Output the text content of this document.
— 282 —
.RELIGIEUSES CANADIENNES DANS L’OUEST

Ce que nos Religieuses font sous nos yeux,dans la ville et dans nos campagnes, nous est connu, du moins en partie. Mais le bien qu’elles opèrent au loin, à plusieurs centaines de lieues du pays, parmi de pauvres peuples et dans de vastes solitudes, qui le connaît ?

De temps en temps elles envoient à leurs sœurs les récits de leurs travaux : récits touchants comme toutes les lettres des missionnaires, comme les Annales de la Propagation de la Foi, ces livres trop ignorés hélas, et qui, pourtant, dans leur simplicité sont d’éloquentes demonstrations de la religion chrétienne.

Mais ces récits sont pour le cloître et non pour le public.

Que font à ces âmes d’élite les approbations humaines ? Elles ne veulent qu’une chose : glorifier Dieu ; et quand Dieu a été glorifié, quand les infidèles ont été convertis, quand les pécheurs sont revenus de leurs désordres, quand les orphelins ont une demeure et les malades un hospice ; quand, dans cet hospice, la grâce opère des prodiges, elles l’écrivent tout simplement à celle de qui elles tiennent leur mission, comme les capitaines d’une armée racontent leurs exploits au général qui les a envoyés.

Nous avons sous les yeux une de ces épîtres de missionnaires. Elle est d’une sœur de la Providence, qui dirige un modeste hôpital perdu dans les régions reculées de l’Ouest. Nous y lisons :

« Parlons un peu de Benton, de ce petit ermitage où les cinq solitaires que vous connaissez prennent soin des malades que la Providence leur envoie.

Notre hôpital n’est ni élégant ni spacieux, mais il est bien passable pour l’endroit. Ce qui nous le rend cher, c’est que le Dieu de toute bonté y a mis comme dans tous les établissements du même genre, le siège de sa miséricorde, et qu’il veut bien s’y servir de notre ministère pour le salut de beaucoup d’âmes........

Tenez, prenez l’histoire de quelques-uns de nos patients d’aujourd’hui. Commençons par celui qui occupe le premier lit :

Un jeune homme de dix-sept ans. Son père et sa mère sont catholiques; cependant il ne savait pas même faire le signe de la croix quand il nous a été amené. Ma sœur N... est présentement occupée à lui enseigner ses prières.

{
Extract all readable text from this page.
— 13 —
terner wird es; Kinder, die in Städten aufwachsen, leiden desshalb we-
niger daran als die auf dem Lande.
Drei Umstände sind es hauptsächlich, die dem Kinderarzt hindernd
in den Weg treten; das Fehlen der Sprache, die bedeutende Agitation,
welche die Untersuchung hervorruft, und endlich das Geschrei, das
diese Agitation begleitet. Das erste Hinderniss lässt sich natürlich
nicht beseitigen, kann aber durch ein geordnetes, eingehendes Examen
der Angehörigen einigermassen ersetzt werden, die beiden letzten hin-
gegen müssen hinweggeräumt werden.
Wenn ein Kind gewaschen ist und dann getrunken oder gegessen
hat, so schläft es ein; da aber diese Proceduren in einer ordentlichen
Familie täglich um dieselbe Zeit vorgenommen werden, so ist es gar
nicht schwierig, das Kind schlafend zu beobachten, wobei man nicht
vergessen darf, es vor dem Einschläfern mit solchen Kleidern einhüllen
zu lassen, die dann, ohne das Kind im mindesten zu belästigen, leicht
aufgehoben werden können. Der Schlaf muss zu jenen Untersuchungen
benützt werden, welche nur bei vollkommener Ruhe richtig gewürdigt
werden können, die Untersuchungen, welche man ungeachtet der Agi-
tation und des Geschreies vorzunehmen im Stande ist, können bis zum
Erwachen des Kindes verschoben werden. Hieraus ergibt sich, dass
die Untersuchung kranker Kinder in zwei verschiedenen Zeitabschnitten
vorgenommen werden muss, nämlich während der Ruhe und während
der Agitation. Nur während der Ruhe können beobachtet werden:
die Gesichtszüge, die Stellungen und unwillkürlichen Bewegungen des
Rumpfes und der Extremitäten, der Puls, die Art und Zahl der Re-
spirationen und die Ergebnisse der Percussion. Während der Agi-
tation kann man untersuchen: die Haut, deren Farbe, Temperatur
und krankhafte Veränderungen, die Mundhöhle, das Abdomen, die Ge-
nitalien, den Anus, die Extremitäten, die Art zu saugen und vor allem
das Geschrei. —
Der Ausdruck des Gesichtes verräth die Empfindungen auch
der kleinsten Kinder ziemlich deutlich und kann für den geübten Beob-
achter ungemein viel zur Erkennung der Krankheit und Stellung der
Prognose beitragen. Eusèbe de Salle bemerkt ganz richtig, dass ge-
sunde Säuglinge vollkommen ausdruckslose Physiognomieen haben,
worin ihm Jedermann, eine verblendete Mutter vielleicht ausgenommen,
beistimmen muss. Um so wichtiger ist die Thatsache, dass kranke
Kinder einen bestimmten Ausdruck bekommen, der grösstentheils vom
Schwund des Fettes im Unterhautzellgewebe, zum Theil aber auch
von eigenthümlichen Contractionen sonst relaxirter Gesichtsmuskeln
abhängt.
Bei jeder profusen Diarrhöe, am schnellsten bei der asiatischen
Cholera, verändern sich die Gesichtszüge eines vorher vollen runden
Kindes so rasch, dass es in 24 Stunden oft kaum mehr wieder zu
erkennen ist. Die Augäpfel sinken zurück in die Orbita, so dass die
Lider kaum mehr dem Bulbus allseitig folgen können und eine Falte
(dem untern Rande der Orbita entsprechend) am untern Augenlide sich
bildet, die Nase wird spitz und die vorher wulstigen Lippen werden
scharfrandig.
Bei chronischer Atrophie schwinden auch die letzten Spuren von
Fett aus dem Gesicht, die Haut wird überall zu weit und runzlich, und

##############################

YOUR TASK:
Pull every line with the word "Untersuchungen" from the data.

OUTPUT FOR THIS EXERCISE:
aufgehoben werden können. Der Schlaf muss zu jenen Untersuchungen
werden können, die Untersuchungen, welche man ungeachtet der Agi-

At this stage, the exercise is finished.